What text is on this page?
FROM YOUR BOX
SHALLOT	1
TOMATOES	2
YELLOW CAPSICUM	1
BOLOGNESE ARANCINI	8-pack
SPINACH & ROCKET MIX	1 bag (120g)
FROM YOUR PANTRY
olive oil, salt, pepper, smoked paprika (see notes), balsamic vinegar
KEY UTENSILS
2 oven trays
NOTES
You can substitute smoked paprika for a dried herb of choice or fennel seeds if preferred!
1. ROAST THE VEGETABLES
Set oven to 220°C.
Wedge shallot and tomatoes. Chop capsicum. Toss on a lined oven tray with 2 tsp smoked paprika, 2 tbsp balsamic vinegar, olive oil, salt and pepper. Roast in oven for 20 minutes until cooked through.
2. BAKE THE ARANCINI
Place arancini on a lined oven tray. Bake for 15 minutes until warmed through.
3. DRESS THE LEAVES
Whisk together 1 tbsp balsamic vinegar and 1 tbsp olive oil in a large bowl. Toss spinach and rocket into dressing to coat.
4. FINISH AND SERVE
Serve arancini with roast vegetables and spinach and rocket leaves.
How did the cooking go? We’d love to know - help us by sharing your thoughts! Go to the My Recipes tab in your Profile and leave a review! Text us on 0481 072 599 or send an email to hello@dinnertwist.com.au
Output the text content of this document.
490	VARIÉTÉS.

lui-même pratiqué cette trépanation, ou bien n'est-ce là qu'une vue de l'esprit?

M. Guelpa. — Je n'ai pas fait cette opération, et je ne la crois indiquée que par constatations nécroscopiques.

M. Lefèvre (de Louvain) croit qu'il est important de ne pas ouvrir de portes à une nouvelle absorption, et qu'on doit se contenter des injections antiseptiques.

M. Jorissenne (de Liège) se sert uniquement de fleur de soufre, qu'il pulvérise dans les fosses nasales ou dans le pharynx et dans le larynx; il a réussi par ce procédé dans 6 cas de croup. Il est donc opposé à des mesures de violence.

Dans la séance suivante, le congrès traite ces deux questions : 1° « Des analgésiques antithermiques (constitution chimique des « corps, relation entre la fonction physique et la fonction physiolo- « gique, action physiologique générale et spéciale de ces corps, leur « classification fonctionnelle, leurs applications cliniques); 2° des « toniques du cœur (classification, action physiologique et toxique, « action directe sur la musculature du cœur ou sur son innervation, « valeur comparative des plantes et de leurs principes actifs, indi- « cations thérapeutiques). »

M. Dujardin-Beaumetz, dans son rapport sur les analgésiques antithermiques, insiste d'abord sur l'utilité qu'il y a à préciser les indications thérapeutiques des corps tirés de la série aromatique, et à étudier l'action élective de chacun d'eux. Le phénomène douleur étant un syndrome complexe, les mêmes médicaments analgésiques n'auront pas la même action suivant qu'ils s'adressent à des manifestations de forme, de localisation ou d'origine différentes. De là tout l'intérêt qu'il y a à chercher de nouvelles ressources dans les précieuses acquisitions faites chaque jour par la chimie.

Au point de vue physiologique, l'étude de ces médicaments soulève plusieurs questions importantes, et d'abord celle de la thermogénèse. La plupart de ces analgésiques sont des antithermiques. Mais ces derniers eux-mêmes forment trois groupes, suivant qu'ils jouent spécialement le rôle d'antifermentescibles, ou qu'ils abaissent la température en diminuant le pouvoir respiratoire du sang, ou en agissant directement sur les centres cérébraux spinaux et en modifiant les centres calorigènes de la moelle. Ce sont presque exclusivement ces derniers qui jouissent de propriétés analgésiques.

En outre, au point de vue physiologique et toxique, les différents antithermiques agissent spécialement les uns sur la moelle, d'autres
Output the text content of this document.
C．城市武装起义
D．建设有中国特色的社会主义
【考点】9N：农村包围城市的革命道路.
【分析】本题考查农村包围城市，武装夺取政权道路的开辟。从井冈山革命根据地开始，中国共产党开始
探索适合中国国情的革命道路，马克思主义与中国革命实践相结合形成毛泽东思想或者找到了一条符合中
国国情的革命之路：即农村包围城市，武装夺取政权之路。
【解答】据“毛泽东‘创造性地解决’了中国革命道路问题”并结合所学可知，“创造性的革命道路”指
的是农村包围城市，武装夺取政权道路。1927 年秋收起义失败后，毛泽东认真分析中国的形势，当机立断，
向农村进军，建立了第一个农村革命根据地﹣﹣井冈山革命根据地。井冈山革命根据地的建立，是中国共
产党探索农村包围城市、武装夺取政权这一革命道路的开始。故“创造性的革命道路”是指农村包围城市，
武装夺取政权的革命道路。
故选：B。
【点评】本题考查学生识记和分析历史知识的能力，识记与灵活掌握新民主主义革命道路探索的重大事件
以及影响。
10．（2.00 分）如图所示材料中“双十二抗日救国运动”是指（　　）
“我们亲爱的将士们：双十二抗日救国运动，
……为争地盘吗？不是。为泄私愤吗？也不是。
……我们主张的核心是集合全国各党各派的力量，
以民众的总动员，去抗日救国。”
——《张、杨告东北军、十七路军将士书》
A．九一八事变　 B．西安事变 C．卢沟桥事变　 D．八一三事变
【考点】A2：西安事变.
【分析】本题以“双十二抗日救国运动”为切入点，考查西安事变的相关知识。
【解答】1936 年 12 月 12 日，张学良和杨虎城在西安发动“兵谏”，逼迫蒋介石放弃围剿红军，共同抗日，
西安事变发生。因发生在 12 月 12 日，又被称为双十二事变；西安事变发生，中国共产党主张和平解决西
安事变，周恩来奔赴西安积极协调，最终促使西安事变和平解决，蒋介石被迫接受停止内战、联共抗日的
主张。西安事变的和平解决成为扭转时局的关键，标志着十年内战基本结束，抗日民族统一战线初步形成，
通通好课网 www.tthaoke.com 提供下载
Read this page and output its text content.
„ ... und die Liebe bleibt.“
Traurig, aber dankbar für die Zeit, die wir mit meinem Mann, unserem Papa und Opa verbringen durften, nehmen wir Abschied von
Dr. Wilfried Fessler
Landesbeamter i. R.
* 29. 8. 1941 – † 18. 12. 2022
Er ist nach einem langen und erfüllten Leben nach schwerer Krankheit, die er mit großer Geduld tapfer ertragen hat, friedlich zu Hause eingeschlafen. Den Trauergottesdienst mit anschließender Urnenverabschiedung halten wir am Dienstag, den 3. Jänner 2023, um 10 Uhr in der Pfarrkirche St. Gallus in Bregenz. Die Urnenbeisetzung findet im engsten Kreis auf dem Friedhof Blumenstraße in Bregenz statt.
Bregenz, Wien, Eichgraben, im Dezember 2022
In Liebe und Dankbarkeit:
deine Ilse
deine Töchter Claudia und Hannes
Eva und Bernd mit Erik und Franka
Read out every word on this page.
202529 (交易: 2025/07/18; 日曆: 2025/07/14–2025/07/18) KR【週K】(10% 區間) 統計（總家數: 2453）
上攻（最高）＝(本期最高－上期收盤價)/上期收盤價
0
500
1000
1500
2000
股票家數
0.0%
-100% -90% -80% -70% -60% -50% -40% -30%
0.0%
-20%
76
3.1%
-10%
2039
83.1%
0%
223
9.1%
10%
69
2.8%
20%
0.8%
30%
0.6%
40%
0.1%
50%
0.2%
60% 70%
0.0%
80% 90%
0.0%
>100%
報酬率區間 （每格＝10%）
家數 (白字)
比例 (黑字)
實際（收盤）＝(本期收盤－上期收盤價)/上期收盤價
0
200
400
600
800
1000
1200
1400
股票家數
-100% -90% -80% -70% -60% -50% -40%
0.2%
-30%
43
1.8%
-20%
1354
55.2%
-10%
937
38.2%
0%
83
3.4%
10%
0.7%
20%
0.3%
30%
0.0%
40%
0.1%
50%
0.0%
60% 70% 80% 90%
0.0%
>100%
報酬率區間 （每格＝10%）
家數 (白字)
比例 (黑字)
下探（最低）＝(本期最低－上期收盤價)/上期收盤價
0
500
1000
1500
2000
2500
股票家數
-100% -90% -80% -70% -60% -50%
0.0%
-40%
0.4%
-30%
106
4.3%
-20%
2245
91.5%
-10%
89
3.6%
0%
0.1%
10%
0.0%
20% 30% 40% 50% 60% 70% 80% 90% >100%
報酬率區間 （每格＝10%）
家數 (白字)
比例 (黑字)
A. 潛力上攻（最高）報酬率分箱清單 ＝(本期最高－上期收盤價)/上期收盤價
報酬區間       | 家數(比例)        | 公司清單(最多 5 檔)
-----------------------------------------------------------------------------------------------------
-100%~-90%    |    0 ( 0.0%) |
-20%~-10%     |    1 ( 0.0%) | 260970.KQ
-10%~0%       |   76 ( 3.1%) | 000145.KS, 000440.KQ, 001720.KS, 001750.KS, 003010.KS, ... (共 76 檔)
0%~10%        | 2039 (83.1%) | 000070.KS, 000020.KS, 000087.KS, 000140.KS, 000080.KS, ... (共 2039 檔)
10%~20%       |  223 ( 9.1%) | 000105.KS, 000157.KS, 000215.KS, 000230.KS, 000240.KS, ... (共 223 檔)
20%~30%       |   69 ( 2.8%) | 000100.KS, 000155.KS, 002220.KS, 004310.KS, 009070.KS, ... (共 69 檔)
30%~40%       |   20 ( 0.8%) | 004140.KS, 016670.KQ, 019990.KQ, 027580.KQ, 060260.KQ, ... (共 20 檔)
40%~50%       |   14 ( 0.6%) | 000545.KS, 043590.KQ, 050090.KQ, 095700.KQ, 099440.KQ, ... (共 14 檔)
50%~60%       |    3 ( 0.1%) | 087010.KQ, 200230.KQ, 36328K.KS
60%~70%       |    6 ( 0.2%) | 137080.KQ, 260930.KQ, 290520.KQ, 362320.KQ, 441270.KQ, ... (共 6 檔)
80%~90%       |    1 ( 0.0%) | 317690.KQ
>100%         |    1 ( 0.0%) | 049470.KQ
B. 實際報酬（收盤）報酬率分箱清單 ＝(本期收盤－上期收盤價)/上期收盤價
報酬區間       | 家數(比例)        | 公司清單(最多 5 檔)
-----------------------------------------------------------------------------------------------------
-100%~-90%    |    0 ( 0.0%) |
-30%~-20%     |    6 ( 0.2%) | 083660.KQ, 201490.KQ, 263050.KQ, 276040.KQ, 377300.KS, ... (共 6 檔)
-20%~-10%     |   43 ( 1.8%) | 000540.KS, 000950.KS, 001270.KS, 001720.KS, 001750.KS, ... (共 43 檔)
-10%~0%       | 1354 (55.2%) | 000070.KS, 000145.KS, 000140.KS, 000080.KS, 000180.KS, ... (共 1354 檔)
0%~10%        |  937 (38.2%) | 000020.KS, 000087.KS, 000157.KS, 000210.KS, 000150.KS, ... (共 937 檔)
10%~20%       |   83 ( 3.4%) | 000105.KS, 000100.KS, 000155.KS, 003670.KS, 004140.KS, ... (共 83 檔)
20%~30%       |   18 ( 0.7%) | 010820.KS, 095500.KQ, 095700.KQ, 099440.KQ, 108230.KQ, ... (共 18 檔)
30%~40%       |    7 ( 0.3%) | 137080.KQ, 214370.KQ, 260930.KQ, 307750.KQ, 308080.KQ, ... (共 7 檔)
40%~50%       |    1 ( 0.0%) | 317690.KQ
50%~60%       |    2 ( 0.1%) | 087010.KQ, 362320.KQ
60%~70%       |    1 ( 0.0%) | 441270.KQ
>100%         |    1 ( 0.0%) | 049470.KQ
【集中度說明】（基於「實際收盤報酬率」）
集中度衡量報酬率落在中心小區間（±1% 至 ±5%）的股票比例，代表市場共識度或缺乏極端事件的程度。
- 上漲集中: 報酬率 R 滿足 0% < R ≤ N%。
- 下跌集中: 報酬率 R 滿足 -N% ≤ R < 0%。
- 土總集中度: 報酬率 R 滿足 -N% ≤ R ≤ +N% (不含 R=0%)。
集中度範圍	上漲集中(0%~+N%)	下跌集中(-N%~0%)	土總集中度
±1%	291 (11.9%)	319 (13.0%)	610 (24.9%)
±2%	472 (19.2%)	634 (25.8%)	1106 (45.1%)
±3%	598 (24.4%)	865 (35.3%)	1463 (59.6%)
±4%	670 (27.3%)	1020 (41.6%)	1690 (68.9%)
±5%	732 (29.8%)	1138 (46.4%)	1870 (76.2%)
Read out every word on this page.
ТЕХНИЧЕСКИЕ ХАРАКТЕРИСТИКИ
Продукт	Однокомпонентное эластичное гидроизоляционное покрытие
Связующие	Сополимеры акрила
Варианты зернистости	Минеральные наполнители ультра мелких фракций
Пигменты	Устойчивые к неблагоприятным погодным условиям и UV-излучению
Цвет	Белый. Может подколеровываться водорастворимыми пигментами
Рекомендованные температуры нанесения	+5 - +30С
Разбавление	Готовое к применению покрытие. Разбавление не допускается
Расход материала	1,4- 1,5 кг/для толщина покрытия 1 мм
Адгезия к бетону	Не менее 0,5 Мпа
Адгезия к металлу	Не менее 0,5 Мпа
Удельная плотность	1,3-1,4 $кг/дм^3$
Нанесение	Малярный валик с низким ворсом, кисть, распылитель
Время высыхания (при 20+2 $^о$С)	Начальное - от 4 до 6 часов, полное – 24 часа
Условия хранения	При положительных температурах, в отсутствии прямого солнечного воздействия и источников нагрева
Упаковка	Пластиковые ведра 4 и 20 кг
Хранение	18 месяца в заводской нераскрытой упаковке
*****
* [SHORT EXERCISE] Pick out, from the lines above, every one that contains the string "until".

* [SOLVED PROBLEM]
Wedge shallot and tomatoes. Chop capsicum. Toss on a lined oven tray with 2 tsp smoked paprika, 2 tbsp balsamic vinegar, olive oil, salt and pepper. Roast in oven for 20 minutes until cooked through.
Place arancini on a lined oven tray. Bake for 15 minutes until warmed through.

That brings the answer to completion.